Problem:
Would you repeat the listing exactly but omit every picture?

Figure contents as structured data
BEGIN

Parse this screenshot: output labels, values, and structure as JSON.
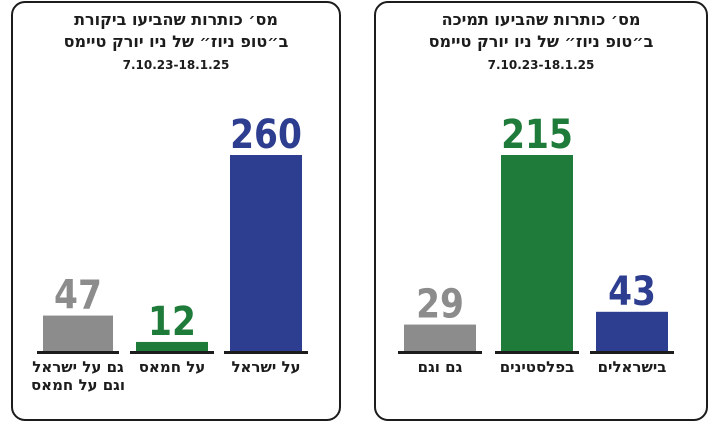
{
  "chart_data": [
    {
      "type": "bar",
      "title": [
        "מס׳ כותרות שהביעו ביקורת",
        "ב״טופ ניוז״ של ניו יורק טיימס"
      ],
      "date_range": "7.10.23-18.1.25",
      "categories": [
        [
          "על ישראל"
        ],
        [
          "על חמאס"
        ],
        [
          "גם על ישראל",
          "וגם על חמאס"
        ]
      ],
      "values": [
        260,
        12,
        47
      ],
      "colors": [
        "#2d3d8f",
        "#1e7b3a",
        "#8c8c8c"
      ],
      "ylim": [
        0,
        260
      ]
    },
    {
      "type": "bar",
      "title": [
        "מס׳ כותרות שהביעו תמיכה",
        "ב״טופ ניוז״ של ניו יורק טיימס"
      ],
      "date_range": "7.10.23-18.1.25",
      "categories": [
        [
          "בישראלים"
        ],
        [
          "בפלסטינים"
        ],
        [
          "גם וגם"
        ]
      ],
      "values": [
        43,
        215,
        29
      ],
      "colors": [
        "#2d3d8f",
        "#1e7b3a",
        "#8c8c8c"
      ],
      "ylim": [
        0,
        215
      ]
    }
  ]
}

END

Task answer:
Parse this screenshot: output labels, values, and structure as JSON.
{
  "chart_data": [
    {
      "type": "bar",
      "title": [
        "מס׳ כותרות שהביעו ביקורת",
        "ב״טופ ניוז״ של ניו יורק טיימס"
      ],
      "date_range": "7.10.23-18.1.25",
      "categories": [
        [
          "על ישראל"
        ],
        [
          "על חמאס"
        ],
        [
          "גם על ישראל",
          "וגם על חמאס"
        ]
      ],
      "values": [
        260,
        12,
        47
      ],
      "colors": [
        "#2d3d8f",
        "#1e7b3a",
        "#8c8c8c"
      ],
      "ylim": [
        0,
        260
      ]
    },
    {
      "type": "bar",
      "title": [
        "מס׳ כותרות שהביעו תמיכה",
        "ב״טופ ניוז״ של ניו יורק טיימס"
      ],
      "date_range": "7.10.23-18.1.25",
      "categories": [
        [
          "בישראלים"
        ],
        [
          "בפלסטינים"
        ],
        [
          "גם וגם"
        ]
      ],
      "values": [
        43,
        215,
        29
      ],
      "colors": [
        "#2d3d8f",
        "#1e7b3a",
        "#8c8c8c"
      ],
      "ylim": [
        0,
        215
      ]
    }
  ]
}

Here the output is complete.